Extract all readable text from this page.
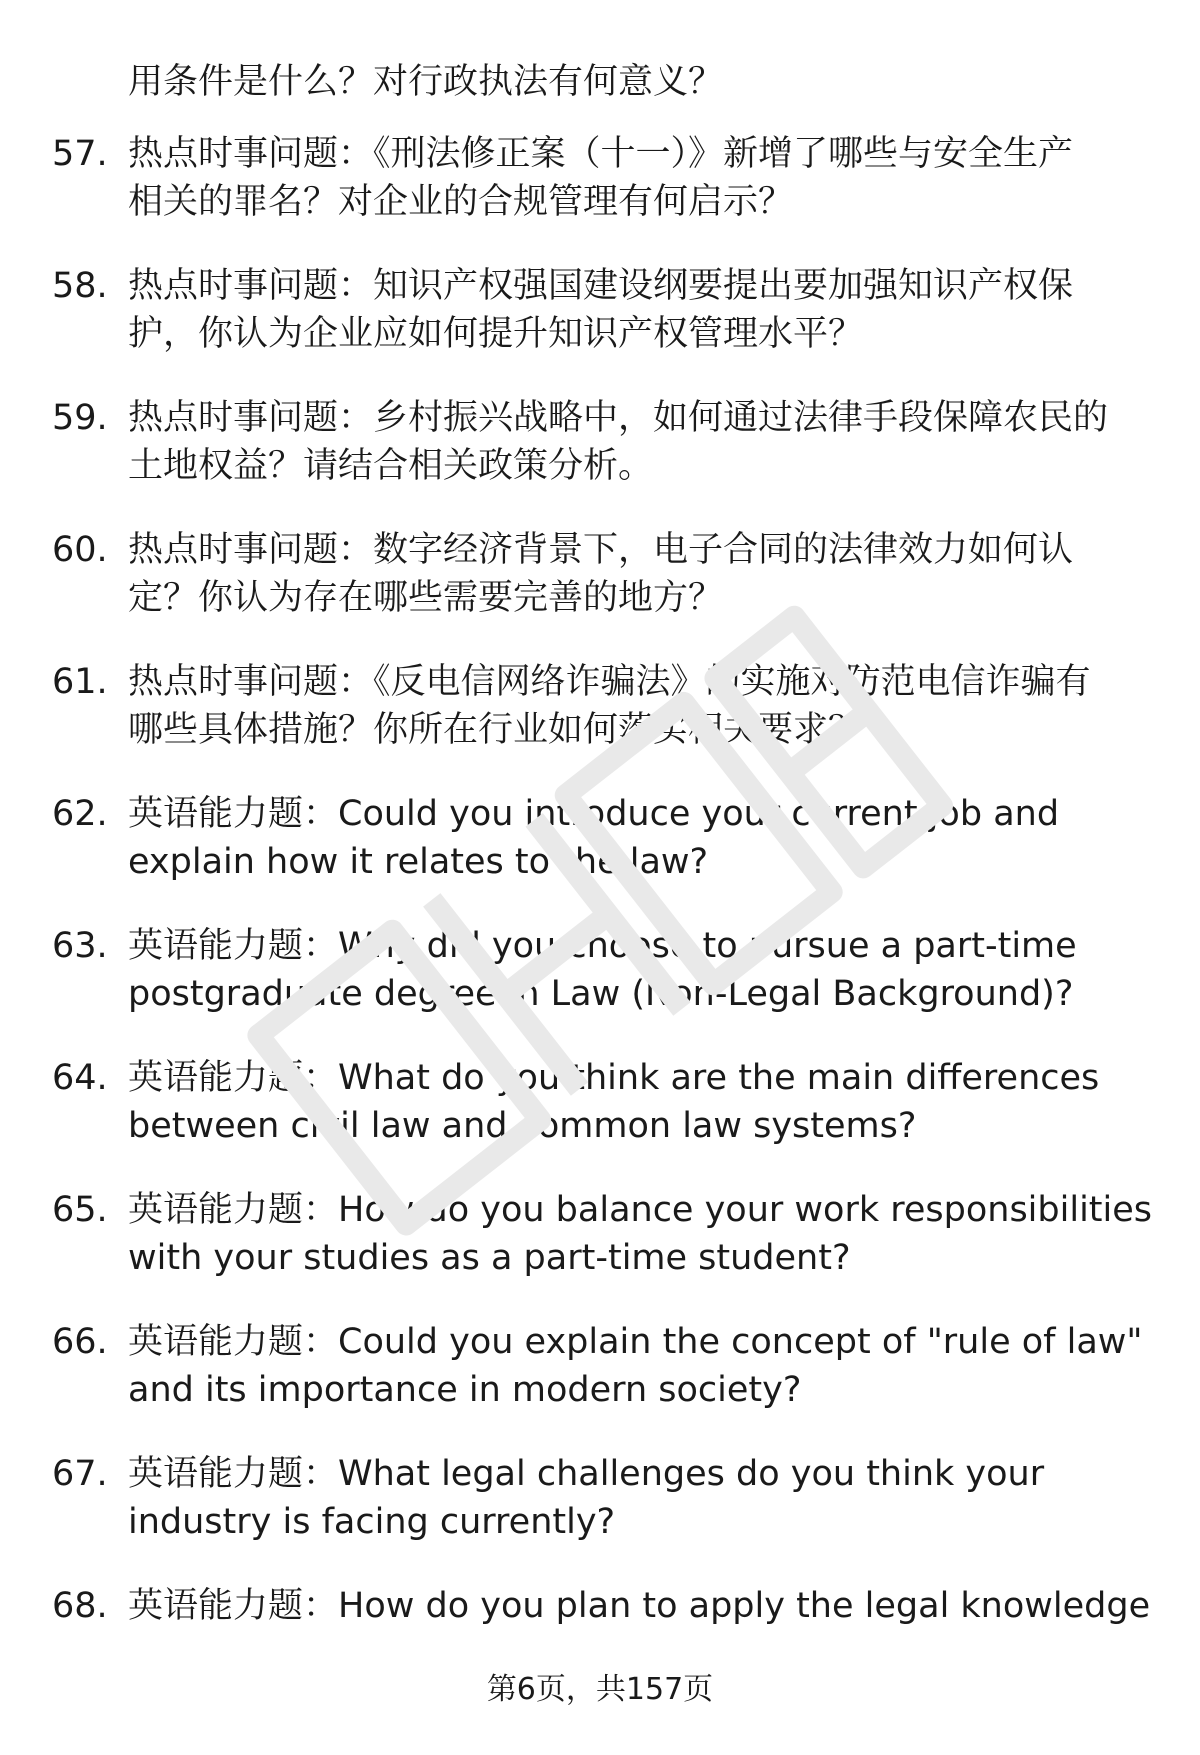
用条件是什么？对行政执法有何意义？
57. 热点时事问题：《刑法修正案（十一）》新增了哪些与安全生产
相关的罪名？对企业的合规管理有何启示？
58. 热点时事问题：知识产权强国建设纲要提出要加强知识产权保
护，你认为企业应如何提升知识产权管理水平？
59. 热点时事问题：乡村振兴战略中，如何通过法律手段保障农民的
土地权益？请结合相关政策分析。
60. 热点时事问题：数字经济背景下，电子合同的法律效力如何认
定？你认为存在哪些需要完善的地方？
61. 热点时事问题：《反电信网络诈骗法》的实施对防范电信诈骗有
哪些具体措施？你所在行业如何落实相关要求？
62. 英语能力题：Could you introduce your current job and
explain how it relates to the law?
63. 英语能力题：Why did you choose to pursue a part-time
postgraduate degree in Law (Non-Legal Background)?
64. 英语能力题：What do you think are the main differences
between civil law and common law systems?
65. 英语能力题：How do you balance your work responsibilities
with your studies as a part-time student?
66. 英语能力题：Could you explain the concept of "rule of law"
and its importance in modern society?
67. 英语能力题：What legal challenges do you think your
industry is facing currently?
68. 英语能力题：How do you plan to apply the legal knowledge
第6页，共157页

|---|

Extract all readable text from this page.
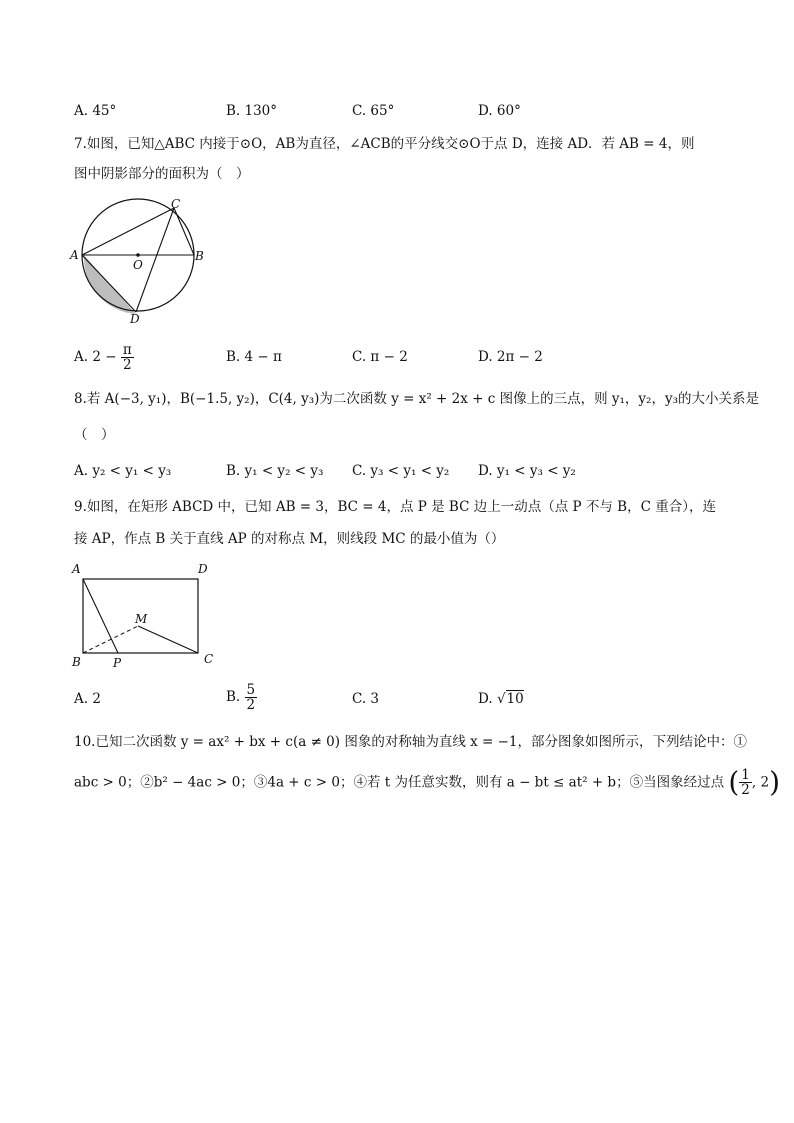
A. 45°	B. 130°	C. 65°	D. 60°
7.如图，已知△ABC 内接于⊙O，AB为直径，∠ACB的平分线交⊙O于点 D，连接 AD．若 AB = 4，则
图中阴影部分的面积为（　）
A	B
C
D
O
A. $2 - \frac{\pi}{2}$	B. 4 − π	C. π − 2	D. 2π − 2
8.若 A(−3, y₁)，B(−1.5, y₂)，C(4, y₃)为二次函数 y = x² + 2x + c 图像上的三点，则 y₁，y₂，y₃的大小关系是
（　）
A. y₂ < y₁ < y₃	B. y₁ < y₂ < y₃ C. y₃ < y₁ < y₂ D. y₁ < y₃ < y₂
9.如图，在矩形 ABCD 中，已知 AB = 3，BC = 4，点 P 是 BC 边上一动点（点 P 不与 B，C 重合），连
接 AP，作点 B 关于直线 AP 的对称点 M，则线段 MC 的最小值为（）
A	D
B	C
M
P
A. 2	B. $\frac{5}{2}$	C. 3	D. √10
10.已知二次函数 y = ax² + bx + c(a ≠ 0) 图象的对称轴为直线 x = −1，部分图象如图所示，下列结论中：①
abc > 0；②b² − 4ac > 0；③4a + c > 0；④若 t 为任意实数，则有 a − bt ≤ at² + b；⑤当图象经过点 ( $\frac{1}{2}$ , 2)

|---|

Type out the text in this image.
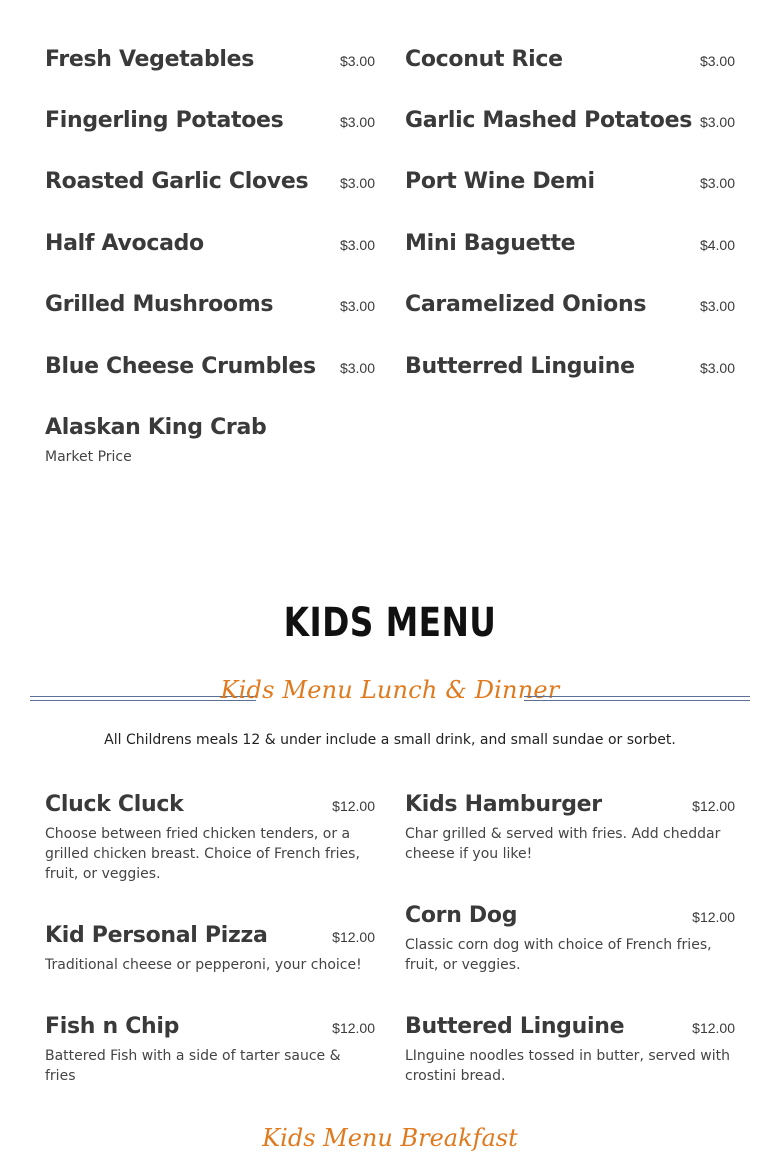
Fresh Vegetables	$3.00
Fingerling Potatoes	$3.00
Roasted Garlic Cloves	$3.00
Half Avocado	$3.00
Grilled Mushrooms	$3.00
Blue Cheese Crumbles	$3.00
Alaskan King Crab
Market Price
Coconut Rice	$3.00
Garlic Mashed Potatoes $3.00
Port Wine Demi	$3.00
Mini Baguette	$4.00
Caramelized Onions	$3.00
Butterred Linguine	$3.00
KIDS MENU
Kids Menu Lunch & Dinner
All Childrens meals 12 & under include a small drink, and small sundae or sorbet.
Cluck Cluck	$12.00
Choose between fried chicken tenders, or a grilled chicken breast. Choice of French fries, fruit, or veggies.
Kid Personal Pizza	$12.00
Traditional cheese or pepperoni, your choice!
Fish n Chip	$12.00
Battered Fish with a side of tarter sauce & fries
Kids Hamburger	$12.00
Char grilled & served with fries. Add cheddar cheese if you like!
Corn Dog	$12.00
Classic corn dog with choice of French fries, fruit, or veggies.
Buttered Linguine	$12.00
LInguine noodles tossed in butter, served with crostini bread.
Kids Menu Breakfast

|---|

[Written task] Which lines hold the word "part"? Copy all of them.

[Result of this task]
63. 英语能力题：Why did you choose to pursue a part-time
with your studies as a part-time student?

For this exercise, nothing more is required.